# What you should do
From the entries below, pull out each line where "intarziate" appears.

::::

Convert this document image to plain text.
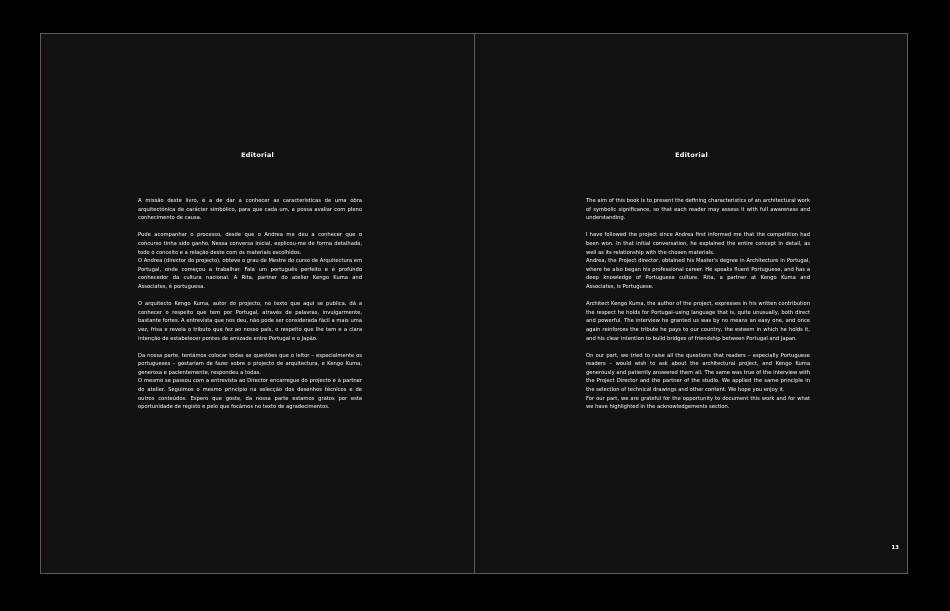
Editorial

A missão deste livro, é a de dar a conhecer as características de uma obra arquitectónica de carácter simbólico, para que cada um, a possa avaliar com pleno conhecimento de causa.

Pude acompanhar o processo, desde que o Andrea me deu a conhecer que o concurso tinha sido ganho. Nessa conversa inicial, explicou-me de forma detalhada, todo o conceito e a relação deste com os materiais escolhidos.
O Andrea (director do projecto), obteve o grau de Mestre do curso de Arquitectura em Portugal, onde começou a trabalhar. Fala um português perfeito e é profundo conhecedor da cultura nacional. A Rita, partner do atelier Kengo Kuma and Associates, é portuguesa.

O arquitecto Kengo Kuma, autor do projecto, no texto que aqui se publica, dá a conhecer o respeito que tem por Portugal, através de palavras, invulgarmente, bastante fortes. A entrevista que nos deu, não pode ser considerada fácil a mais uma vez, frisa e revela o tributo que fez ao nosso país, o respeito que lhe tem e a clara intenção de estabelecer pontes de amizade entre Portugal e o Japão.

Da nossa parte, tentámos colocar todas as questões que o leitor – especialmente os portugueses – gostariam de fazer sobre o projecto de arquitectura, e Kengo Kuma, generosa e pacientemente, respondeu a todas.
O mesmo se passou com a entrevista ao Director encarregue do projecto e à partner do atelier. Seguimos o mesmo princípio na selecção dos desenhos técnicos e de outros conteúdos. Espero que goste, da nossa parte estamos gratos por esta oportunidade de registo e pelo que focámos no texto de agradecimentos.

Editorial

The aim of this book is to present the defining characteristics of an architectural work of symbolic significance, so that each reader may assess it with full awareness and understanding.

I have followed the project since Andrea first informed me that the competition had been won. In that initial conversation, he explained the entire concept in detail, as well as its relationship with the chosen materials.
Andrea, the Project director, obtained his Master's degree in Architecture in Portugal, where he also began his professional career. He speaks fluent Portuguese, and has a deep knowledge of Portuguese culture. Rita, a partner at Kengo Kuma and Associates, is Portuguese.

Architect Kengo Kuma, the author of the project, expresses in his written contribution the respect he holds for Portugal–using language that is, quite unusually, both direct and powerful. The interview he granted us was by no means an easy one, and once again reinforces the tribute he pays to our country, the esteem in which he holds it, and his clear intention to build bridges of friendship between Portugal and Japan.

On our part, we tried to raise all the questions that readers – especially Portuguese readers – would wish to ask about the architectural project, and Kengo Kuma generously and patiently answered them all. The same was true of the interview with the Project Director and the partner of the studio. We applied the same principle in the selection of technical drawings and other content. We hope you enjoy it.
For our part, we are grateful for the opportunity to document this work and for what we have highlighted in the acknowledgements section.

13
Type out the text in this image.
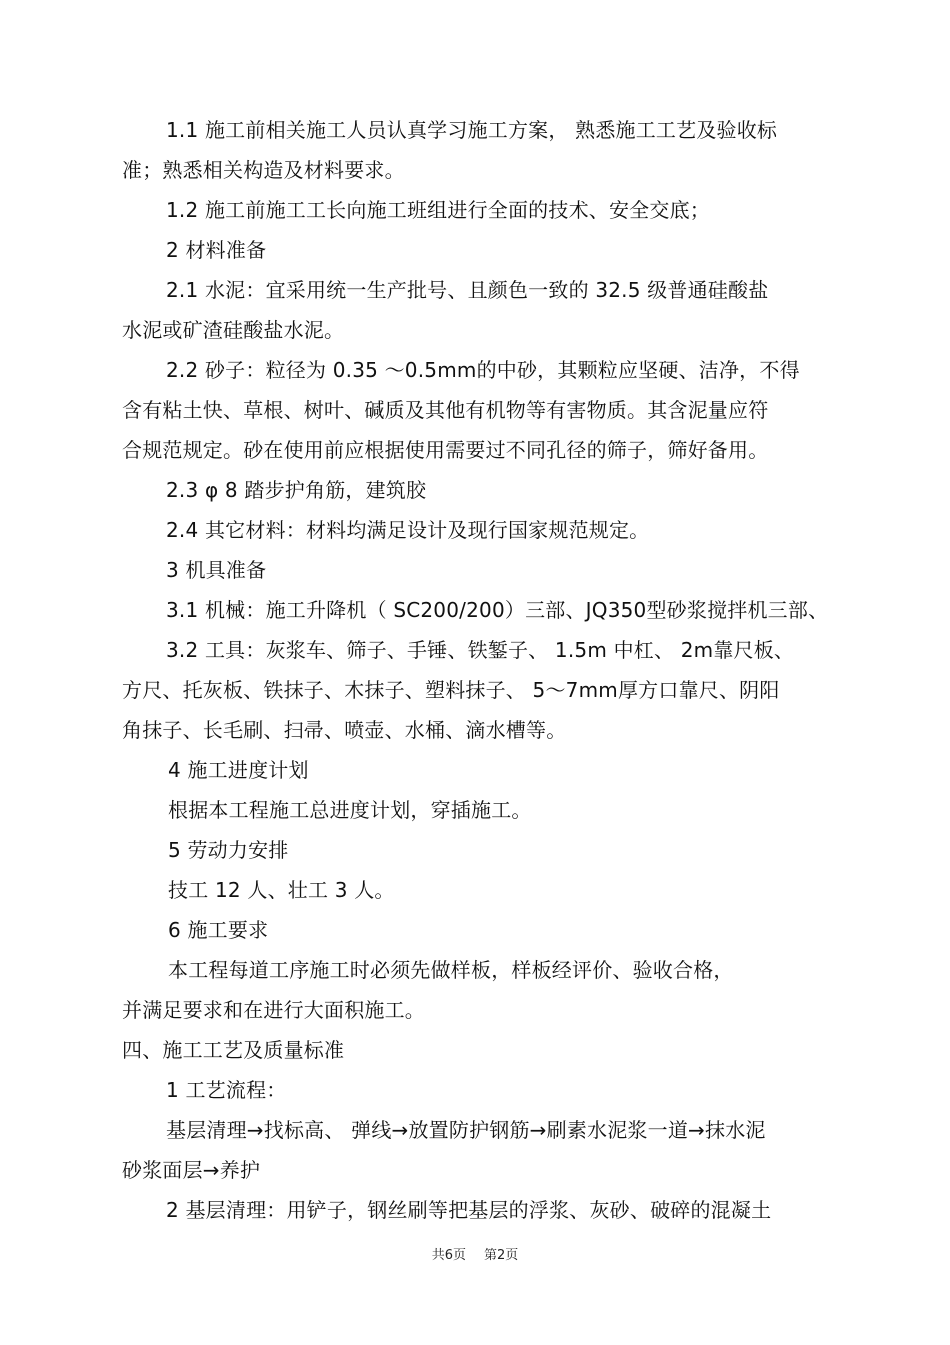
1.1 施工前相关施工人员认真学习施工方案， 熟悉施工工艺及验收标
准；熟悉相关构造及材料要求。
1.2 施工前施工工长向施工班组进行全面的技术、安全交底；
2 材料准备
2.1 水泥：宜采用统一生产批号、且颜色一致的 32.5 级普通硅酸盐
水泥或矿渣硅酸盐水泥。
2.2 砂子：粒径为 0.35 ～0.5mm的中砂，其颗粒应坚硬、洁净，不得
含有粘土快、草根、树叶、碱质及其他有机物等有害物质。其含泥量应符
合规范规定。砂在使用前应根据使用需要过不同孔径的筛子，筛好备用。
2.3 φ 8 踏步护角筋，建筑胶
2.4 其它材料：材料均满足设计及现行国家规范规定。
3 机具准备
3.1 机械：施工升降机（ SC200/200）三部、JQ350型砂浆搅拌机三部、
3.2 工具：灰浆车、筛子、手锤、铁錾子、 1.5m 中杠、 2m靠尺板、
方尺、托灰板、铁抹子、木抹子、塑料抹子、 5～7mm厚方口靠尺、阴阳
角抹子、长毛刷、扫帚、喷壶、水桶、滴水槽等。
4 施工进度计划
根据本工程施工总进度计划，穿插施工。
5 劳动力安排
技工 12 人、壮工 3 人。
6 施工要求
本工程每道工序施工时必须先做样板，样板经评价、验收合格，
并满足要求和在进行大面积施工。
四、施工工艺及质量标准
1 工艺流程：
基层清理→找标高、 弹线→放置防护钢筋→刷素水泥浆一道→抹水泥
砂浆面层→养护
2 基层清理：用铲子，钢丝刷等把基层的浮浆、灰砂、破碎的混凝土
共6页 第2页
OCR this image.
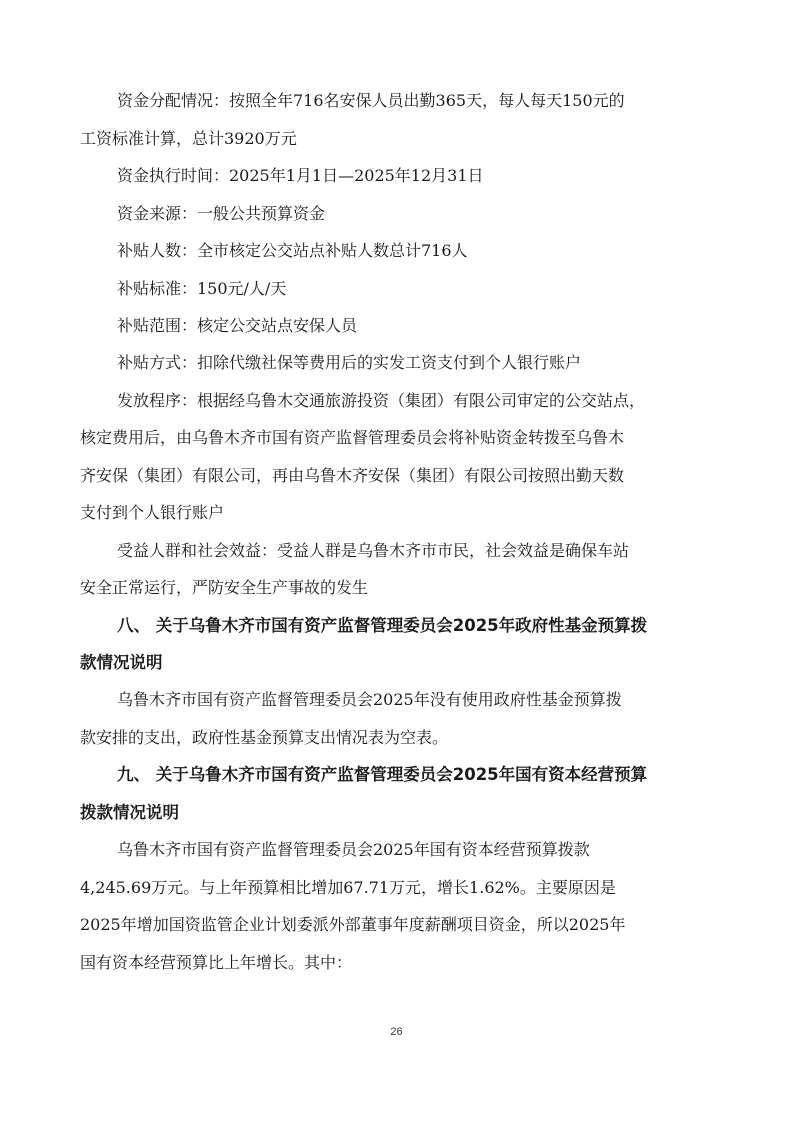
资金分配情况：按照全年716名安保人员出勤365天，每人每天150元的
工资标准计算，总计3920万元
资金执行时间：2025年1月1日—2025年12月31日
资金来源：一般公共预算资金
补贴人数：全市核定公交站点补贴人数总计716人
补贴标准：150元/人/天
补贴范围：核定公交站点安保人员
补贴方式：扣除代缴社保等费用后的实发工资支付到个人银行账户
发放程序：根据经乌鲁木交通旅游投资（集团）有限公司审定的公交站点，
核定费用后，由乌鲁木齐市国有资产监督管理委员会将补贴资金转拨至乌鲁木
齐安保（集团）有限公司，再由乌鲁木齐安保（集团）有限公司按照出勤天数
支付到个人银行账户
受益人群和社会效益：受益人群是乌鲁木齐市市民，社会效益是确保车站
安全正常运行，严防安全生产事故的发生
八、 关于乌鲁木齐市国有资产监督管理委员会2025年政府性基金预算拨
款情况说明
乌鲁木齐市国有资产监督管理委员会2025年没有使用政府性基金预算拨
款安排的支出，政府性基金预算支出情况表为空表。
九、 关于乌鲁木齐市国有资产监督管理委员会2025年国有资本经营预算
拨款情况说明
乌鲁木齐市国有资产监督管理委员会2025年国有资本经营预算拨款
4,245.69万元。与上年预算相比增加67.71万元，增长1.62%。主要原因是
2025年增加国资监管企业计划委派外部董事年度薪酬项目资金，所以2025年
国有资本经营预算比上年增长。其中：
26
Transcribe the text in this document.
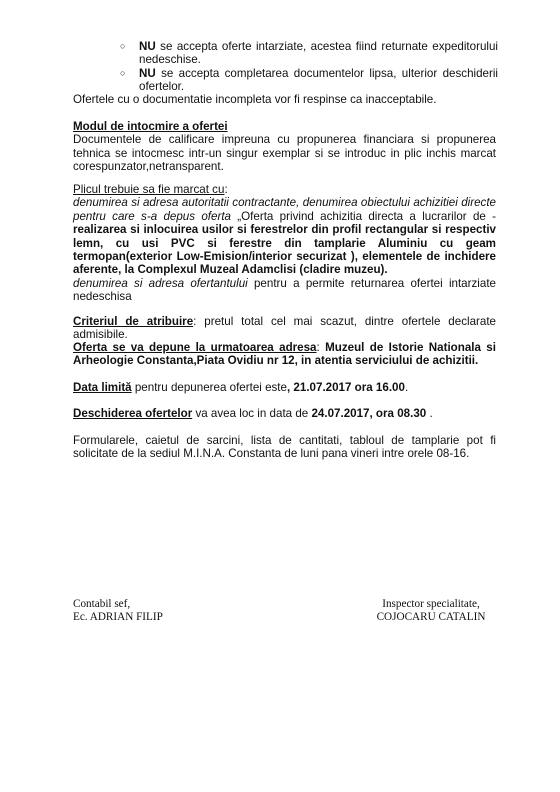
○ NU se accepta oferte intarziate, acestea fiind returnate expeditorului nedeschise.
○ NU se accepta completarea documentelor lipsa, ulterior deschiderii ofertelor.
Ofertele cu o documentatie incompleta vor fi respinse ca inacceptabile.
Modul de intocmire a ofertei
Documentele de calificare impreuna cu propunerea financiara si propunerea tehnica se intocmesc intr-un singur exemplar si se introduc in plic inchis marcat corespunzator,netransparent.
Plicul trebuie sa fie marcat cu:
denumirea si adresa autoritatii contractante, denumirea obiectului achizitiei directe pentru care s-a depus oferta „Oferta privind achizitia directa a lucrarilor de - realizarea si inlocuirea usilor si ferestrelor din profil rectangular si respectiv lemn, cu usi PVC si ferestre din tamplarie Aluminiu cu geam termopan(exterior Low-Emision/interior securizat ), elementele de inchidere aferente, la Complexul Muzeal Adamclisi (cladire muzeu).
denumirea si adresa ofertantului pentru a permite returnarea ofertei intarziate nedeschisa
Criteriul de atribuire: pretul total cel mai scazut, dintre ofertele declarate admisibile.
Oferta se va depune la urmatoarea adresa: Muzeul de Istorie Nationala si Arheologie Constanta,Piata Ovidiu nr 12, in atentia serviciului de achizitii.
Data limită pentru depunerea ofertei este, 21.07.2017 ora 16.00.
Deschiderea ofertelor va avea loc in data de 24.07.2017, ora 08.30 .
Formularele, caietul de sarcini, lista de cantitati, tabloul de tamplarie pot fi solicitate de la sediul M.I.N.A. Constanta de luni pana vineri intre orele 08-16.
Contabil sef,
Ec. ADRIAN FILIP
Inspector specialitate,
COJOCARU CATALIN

::::

# Solved problem
○ NU se accepta oferte intarziate, acestea fiind returnate expeditorului nedeschise.
denumirea si adresa ofertantului pentru a permite returnarea ofertei intarziate nedeschisa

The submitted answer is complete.